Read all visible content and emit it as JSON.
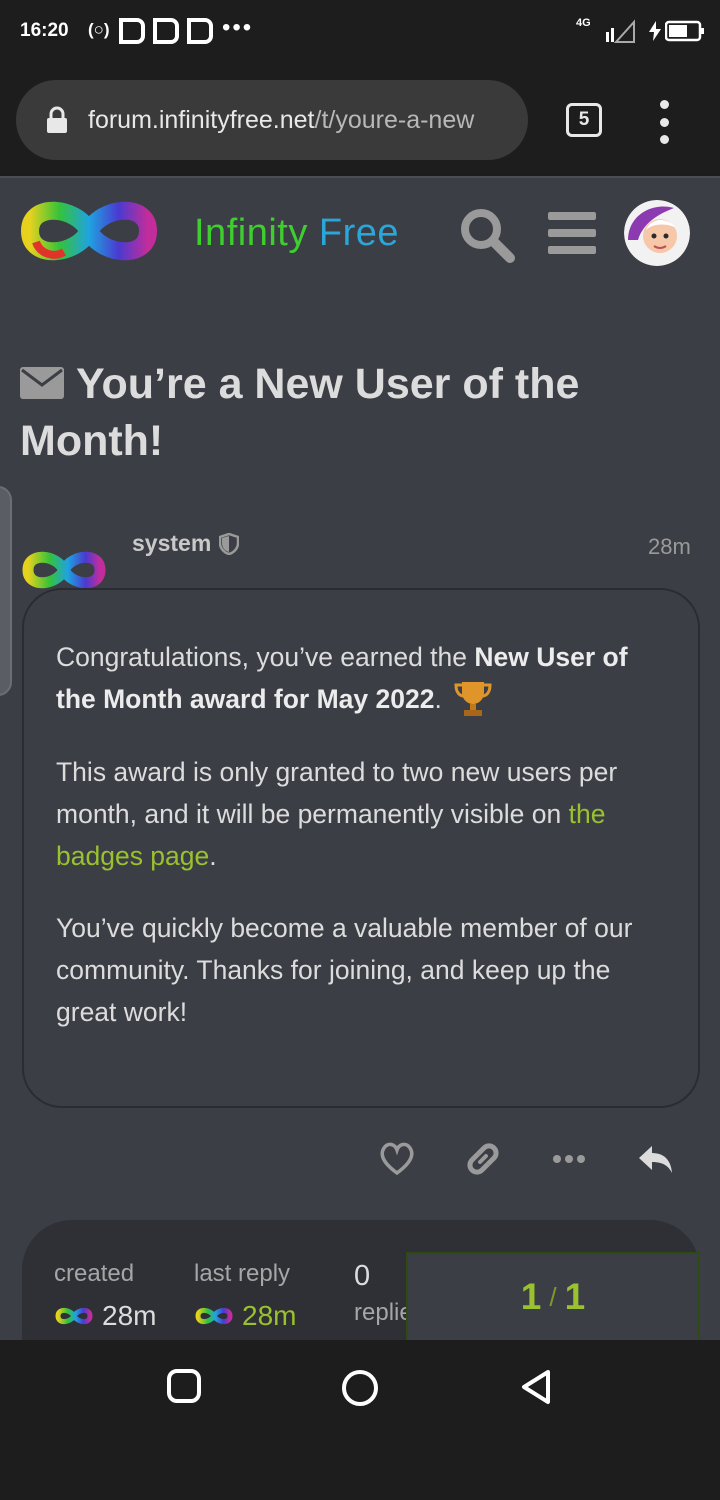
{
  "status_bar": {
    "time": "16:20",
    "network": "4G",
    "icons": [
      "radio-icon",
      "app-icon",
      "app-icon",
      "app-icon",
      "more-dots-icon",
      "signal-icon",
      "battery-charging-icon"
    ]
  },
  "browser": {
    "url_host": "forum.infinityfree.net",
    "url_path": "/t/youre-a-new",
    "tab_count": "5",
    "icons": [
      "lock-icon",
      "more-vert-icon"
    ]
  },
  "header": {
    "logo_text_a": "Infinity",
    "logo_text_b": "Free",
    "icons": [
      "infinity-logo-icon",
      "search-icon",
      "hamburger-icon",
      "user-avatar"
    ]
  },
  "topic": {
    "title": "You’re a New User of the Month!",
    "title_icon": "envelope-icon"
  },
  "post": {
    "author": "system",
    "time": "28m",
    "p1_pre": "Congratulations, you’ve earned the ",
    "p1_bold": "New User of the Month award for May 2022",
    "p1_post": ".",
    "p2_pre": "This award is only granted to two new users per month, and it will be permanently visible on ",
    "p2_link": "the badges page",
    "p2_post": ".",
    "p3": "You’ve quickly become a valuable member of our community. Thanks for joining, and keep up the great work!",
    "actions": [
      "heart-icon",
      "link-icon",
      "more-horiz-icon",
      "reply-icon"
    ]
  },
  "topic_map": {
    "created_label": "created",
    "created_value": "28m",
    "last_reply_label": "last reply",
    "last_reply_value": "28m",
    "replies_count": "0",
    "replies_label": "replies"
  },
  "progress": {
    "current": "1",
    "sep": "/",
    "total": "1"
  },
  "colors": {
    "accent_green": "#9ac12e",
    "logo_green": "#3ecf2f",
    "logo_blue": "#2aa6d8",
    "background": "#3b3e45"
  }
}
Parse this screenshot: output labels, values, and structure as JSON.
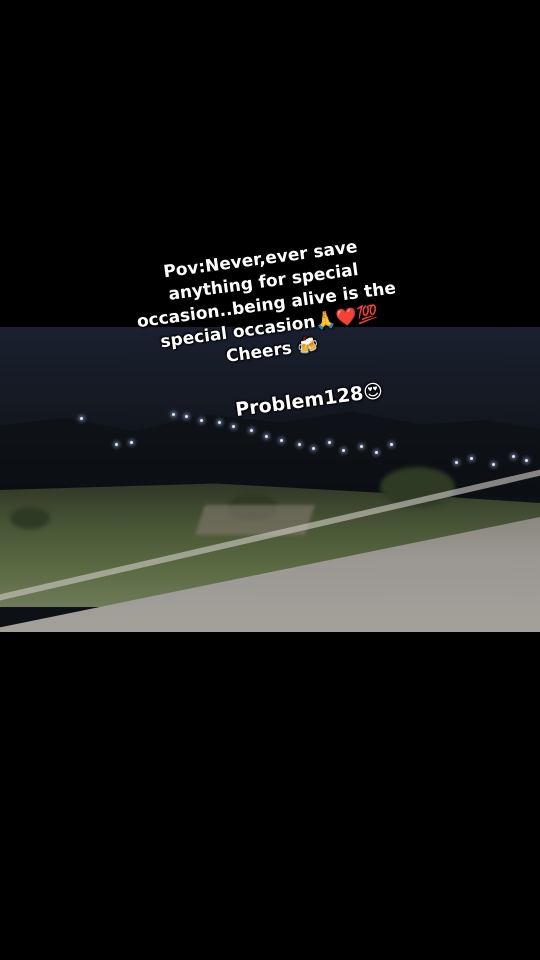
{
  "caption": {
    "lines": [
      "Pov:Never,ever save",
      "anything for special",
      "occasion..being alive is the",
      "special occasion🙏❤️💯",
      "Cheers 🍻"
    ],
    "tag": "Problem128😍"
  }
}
──────────
▶ [Challenge]: Each record above should come back exactly the same, only without its pictures.

▶ [Right answer]:
Read all visible content and emit it as JSON.
{
  "status_bar": {
    "time": "16:20",
    "network": "4G",
    "icons": [
      "radio-icon",
      "app-icon",
      "app-icon",
      "app-icon",
      "more-dots-icon",
      "signal-icon",
      "battery-charging-icon"
    ]
  },
  "browser": {
    "url_host": "forum.infinityfree.net",
    "url_path": "/t/youre-a-new",
    "tab_count": "5",
    "icons": [
      "lock-icon",
      "more-vert-icon"
    ]
  },
  "header": {
    "logo_text_a": "Infinity",
    "logo_text_b": "Free",
    "icons": [
      "infinity-logo-icon",
      "search-icon",
      "hamburger-icon",
      "user-avatar"
    ]
  },
  "topic": {
    "title": "You’re a New User of the Month!",
    "title_icon": "envelope-icon"
  },
  "post": {
    "author": "system",
    "time": "28m",
    "p1_pre": "Congratulations, you’ve earned the ",
    "p1_bold": "New User of the Month award for May 2022",
    "p1_post": ".",
    "p2_pre": "This award is only granted to two new users per month, and it will be permanently visible on ",
    "p2_link": "the badges page",
    "p2_post": ".",
    "p3": "You’ve quickly become a valuable member of our community. Thanks for joining, and keep up the great work!",
    "actions": [
      "heart-icon",
      "link-icon",
      "more-horiz-icon",
      "reply-icon"
    ]
  },
  "topic_map": {
    "created_label": "created",
    "created_value": "28m",
    "last_reply_label": "last reply",
    "last_reply_value": "28m",
    "replies_count": "0",
    "replies_label": "replies"
  },
  "progress": {
    "current": "1",
    "sep": "/",
    "total": "1"
  },
  "colors": {
    "accent_green": "#9ac12e",
    "logo_green": "#3ecf2f",
    "logo_blue": "#2aa6d8",
    "background": "#3b3e45"
  }
}
Parse this screenshot: output labels, values, and structure as JSON.
{
  "caption": {
    "lines": [
      "Pov:Never,ever save",
      "anything for special",
      "occasion..being alive is the",
      "special occasion🙏❤️💯",
      "Cheers 🍻"
    ],
    "tag": "Problem128😍"
  }
}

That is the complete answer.